## Instructions for the task
Emit the data below verbatim, stripping out any pictures.

## Data to process
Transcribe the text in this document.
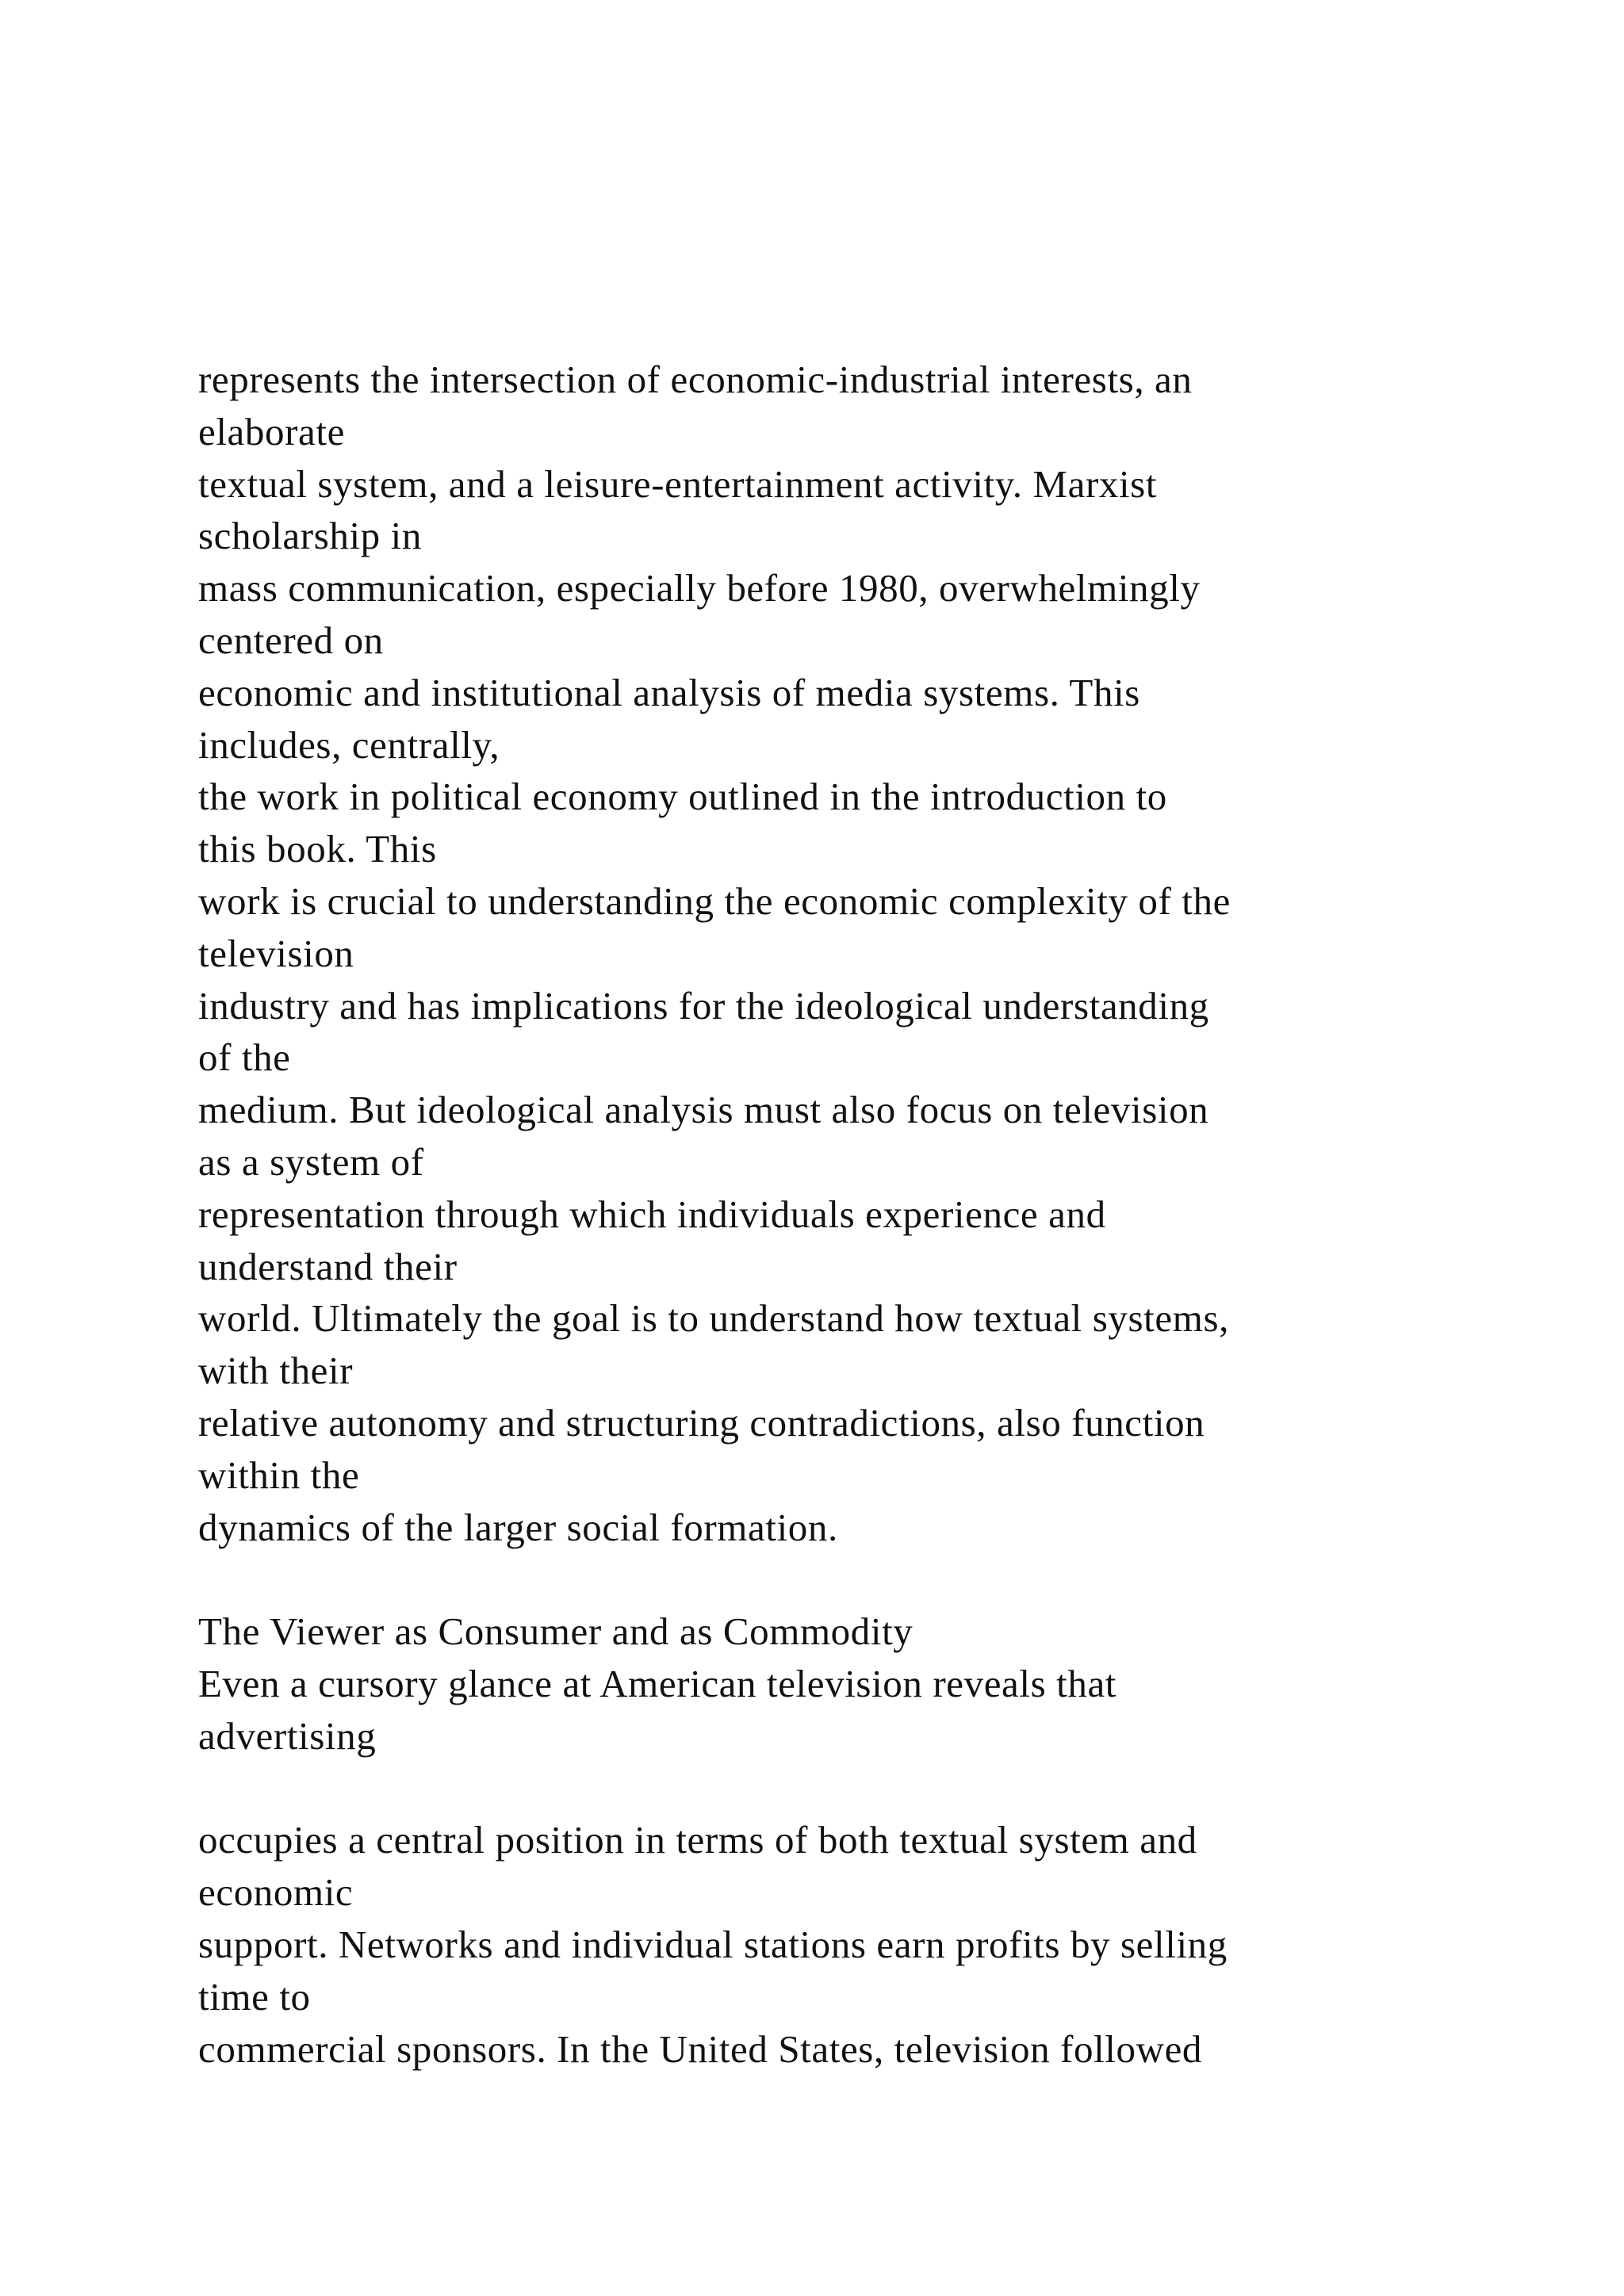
represents the intersection of economic-industrial interests, an
elaborate
textual system, and a leisure-entertainment activity. Marxist
scholarship in
mass communication, especially before 1980, overwhelmingly
centered on
economic and institutional analysis of media systems. This
includes, centrally,
the work in political economy outlined in the introduction to
this book. This
work is crucial to understanding the economic complexity of the
television
industry and has implications for the ideological understanding
of the
medium. But ideological analysis must also focus on television
as a system of
representation through which individuals experience and
understand their
world. Ultimately the goal is to understand how textual systems,
with their
relative autonomy and structuring contradictions, also function
within the
dynamics of the larger social formation.
The Viewer as Consumer and as Commodity
Even a cursory glance at American television reveals that
advertising
occupies a central position in terms of both textual system and
economic
support. Networks and individual stations earn profits by selling
time to
commercial sponsors. In the United States, television followed
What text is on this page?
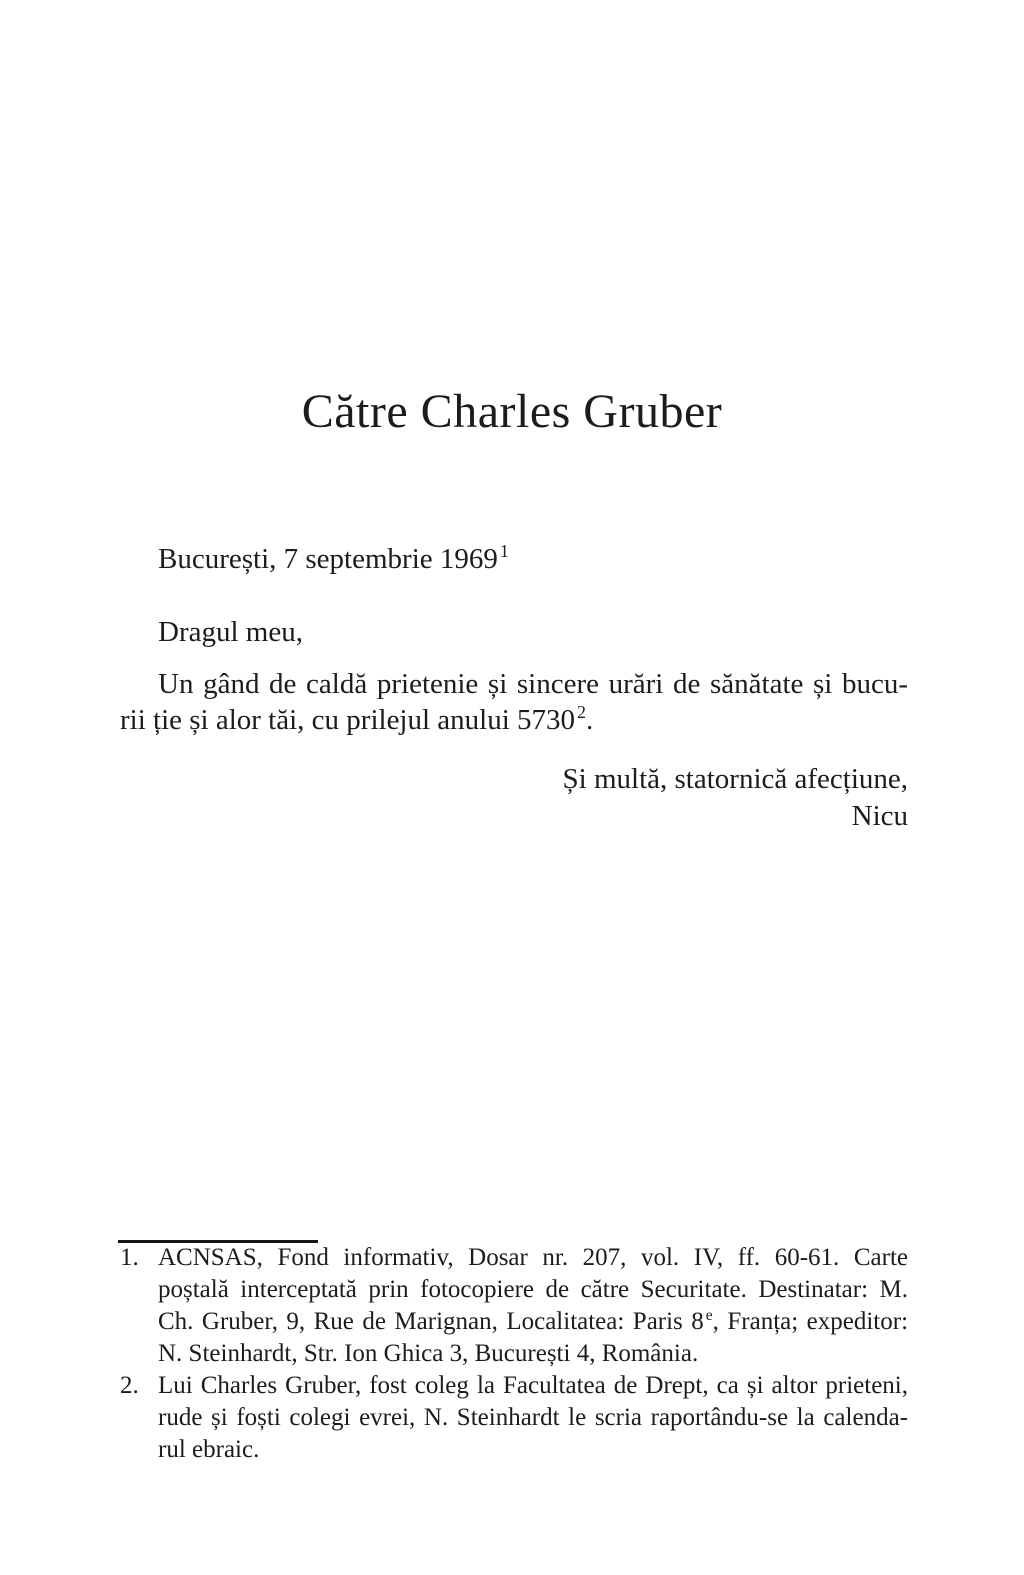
Către Charles Gruber
București, 7 septembrie 1969 $^1$
Dragul meu,
Un gând de caldă prietenie și sincere urări de sănătate și bucu-
rii ție și alor tăi, cu prilejul anului 5730 $^2$.
Și multă, statornică afecțiune,
Nicu
1. ACNSAS, Fond informativ, Dosar nr. 207, vol. IV, ff. 60-61. Carte
poștală interceptată prin fotocopiere de către Securitate. Destinatar: M.
Ch. Gruber, 9, Rue de Marignan, Localitatea: Paris 8 $^e$, Franța; expeditor:
N. Steinhardt, Str. Ion Ghica 3, București 4, România.
2. Lui Charles Gruber, fost coleg la Facultatea de Drept, ca și altor prieteni,
rude și foști colegi evrei, N. Steinhardt le scria raportându-se la calenda-
rul ebraic.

## Exercise response
Transcribe the text in this document.
represents the intersection of economic-industrial interests, an
elaborate
textual system, and a leisure-entertainment activity. Marxist
scholarship in
mass communication, especially before 1980, overwhelmingly
centered on
economic and institutional analysis of media systems. This
includes, centrally,
the work in political economy outlined in the introduction to
this book. This
work is crucial to understanding the economic complexity of the
television
industry and has implications for the ideological understanding
of the
medium. But ideological analysis must also focus on television
as a system of
representation through which individuals experience and
understand their
world. Ultimately the goal is to understand how textual systems,
with their
relative autonomy and structuring contradictions, also function
within the
dynamics of the larger social formation.
The Viewer as Consumer and as Commodity
Even a cursory glance at American television reveals that
advertising
occupies a central position in terms of both textual system and
economic
support. Networks and individual stations earn profits by selling
time to
commercial sponsors. In the United States, television followed
What text is on this page?
Către Charles Gruber
București, 7 septembrie 1969 $^1$
Dragul meu,
Un gând de caldă prietenie și sincere urări de sănătate și bucu-
rii ție și alor tăi, cu prilejul anului 5730 $^2$.
Și multă, statornică afecțiune,
Nicu
1. ACNSAS, Fond informativ, Dosar nr. 207, vol. IV, ff. 60-61. Carte
poștală interceptată prin fotocopiere de către Securitate. Destinatar: M.
Ch. Gruber, 9, Rue de Marignan, Localitatea: Paris 8 $^e$, Franța; expeditor:
N. Steinhardt, Str. Ion Ghica 3, București 4, România.
2. Lui Charles Gruber, fost coleg la Facultatea de Drept, ca și altor prieteni,
rude și foști colegi evrei, N. Steinhardt le scria raportându-se la calenda-
rul ebraic.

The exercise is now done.